Copy all of the records below verbatim.

__Material__
- - -

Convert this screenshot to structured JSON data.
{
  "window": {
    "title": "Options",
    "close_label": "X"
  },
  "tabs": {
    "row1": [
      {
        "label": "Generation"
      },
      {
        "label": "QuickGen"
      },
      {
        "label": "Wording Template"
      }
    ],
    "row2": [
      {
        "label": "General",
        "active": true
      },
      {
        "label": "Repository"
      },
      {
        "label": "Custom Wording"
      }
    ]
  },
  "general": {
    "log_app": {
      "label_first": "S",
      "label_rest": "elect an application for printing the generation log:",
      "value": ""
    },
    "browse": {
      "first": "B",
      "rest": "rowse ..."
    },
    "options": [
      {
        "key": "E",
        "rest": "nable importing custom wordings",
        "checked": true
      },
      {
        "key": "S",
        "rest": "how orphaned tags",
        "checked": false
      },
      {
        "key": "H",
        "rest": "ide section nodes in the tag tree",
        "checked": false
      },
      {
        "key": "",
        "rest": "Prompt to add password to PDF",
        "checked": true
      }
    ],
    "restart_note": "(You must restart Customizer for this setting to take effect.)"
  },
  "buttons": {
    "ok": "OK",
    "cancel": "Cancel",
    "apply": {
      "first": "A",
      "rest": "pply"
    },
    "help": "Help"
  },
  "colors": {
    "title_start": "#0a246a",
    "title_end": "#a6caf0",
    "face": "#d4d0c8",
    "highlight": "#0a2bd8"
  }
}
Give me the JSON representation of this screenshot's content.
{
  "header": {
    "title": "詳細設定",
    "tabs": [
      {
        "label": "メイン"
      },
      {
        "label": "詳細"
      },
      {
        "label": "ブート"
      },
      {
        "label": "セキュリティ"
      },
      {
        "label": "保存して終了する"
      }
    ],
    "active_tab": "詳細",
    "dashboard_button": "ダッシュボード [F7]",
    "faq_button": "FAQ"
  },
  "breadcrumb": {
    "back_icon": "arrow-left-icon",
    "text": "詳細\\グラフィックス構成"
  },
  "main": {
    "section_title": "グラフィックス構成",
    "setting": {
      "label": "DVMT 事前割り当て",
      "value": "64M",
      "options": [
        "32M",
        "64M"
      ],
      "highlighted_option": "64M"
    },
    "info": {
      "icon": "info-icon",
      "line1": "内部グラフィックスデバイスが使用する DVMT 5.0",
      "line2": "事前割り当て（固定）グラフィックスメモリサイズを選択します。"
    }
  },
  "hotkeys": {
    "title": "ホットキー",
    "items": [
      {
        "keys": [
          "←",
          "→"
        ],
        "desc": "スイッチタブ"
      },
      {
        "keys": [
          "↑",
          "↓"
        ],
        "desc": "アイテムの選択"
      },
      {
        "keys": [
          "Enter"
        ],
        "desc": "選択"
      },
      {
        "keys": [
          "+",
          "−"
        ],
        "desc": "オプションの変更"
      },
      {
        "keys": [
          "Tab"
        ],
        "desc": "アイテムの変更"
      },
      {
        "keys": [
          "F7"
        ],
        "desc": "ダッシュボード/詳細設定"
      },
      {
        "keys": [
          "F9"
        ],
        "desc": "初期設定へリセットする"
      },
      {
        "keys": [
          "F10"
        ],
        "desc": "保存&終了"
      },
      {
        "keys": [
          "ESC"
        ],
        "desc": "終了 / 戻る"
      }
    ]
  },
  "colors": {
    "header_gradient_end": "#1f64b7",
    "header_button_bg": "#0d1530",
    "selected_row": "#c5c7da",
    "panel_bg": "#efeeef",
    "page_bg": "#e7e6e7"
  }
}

- - -

__Task response__
Convert this screenshot to structured JSON data.
{
  "window": {
    "title": "Options",
    "close_label": "X"
  },
  "tabs": {
    "row1": [
      {
        "label": "Generation"
      },
      {
        "label": "QuickGen"
      },
      {
        "label": "Wording Template"
      }
    ],
    "row2": [
      {
        "label": "General",
        "active": true
      },
      {
        "label": "Repository"
      },
      {
        "label": "Custom Wording"
      }
    ]
  },
  "general": {
    "log_app": {
      "label_first": "S",
      "label_rest": "elect an application for printing the generation log:",
      "value": ""
    },
    "browse": {
      "first": "B",
      "rest": "rowse ..."
    },
    "options": [
      {
        "key": "E",
        "rest": "nable importing custom wordings",
        "checked": true
      },
      {
        "key": "S",
        "rest": "how orphaned tags",
        "checked": false
      },
      {
        "key": "H",
        "rest": "ide section nodes in the tag tree",
        "checked": false
      },
      {
        "key": "",
        "rest": "Prompt to add password to PDF",
        "checked": true
      }
    ],
    "restart_note": "(You must restart Customizer for this setting to take effect.)"
  },
  "buttons": {
    "ok": "OK",
    "cancel": "Cancel",
    "apply": {
      "first": "A",
      "rest": "pply"
    },
    "help": "Help"
  },
  "colors": {
    "title_start": "#0a246a",
    "title_end": "#a6caf0",
    "face": "#d4d0c8",
    "highlight": "#0a2bd8"
  }
}
Give me the JSON representation of this screenshot's content.
{
  "header": {
    "title": "詳細設定",
    "tabs": [
      {
        "label": "メイン"
      },
      {
        "label": "詳細"
      },
      {
        "label": "ブート"
      },
      {
        "label": "セキュリティ"
      },
      {
        "label": "保存して終了する"
      }
    ],
    "active_tab": "詳細",
    "dashboard_button": "ダッシュボード [F7]",
    "faq_button": "FAQ"
  },
  "breadcrumb": {
    "back_icon": "arrow-left-icon",
    "text": "詳細\\グラフィックス構成"
  },
  "main": {
    "section_title": "グラフィックス構成",
    "setting": {
      "label": "DVMT 事前割り当て",
      "value": "64M",
      "options": [
        "32M",
        "64M"
      ],
      "highlighted_option": "64M"
    },
    "info": {
      "icon": "info-icon",
      "line1": "内部グラフィックスデバイスが使用する DVMT 5.0",
      "line2": "事前割り当て（固定）グラフィックスメモリサイズを選択します。"
    }
  },
  "hotkeys": {
    "title": "ホットキー",
    "items": [
      {
        "keys": [
          "←",
          "→"
        ],
        "desc": "スイッチタブ"
      },
      {
        "keys": [
          "↑",
          "↓"
        ],
        "desc": "アイテムの選択"
      },
      {
        "keys": [
          "Enter"
        ],
        "desc": "選択"
      },
      {
        "keys": [
          "+",
          "−"
        ],
        "desc": "オプションの変更"
      },
      {
        "keys": [
          "Tab"
        ],
        "desc": "アイテムの変更"
      },
      {
        "keys": [
          "F7"
        ],
        "desc": "ダッシュボード/詳細設定"
      },
      {
        "keys": [
          "F9"
        ],
        "desc": "初期設定へリセットする"
      },
      {
        "keys": [
          "F10"
        ],
        "desc": "保存&終了"
      },
      {
        "keys": [
          "ESC"
        ],
        "desc": "終了 / 戻る"
      }
    ]
  },
  "colors": {
    "header_gradient_end": "#1f64b7",
    "header_button_bg": "#0d1530",
    "selected_row": "#c5c7da",
    "panel_bg": "#efeeef",
    "page_bg": "#e7e6e7"
  }
}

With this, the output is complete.